● WHAT TO PRODUCE: Print every entry word for word, but omit the pictures.
____
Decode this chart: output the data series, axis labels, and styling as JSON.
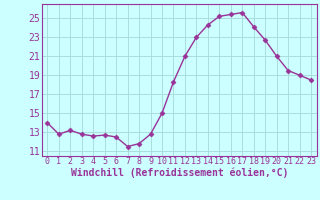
{
  "x": [
    0,
    1,
    2,
    3,
    4,
    5,
    6,
    7,
    8,
    9,
    10,
    11,
    12,
    13,
    14,
    15,
    16,
    17,
    18,
    19,
    20,
    21,
    22,
    23
  ],
  "y": [
    14.0,
    12.8,
    13.2,
    12.8,
    12.6,
    12.7,
    12.5,
    11.5,
    11.8,
    12.8,
    15.0,
    18.3,
    21.0,
    23.0,
    24.3,
    25.2,
    25.4,
    25.6,
    24.1,
    22.7,
    21.0,
    19.5,
    19.0,
    18.5
  ],
  "line_color": "#993399",
  "marker": "D",
  "marker_size": 2.5,
  "bg_color": "#ccffff",
  "grid_color": "#aadddd",
  "xlabel": "Windchill (Refroidissement éolien,°C)",
  "xlim": [
    -0.5,
    23.5
  ],
  "ylim": [
    10.5,
    26.5
  ],
  "yticks": [
    11,
    13,
    15,
    17,
    19,
    21,
    23,
    25
  ],
  "xticks": [
    0,
    1,
    2,
    3,
    4,
    5,
    6,
    7,
    8,
    9,
    10,
    11,
    12,
    13,
    14,
    15,
    16,
    17,
    18,
    19,
    20,
    21,
    22,
    23
  ],
  "tick_color": "#993399",
  "xlabel_fontsize": 7.0,
  "ytick_fontsize": 7.0,
  "xtick_fontsize": 6.0,
  "axis_label_color": "#993399",
  "spine_color": "#993399",
  "linewidth": 1.0
}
____
● CORRECT RESPONSE:
Decode this chart: output the data series, axis labels, and styling as JSON.
{
  "x": [
    0,
    1,
    2,
    3,
    4,
    5,
    6,
    7,
    8,
    9,
    10,
    11,
    12,
    13,
    14,
    15,
    16,
    17,
    18,
    19,
    20,
    21,
    22,
    23
  ],
  "y": [
    14.0,
    12.8,
    13.2,
    12.8,
    12.6,
    12.7,
    12.5,
    11.5,
    11.8,
    12.8,
    15.0,
    18.3,
    21.0,
    23.0,
    24.3,
    25.2,
    25.4,
    25.6,
    24.1,
    22.7,
    21.0,
    19.5,
    19.0,
    18.5
  ],
  "line_color": "#993399",
  "marker": "D",
  "marker_size": 2.5,
  "bg_color": "#ccffff",
  "grid_color": "#aadddd",
  "xlabel": "Windchill (Refroidissement éolien,°C)",
  "xlim": [
    -0.5,
    23.5
  ],
  "ylim": [
    10.5,
    26.5
  ],
  "yticks": [
    11,
    13,
    15,
    17,
    19,
    21,
    23,
    25
  ],
  "xticks": [
    0,
    1,
    2,
    3,
    4,
    5,
    6,
    7,
    8,
    9,
    10,
    11,
    12,
    13,
    14,
    15,
    16,
    17,
    18,
    19,
    20,
    21,
    22,
    23
  ],
  "tick_color": "#993399",
  "xlabel_fontsize": 7.0,
  "ytick_fontsize": 7.0,
  "xtick_fontsize": 6.0,
  "axis_label_color": "#993399",
  "spine_color": "#993399",
  "linewidth": 1.0
}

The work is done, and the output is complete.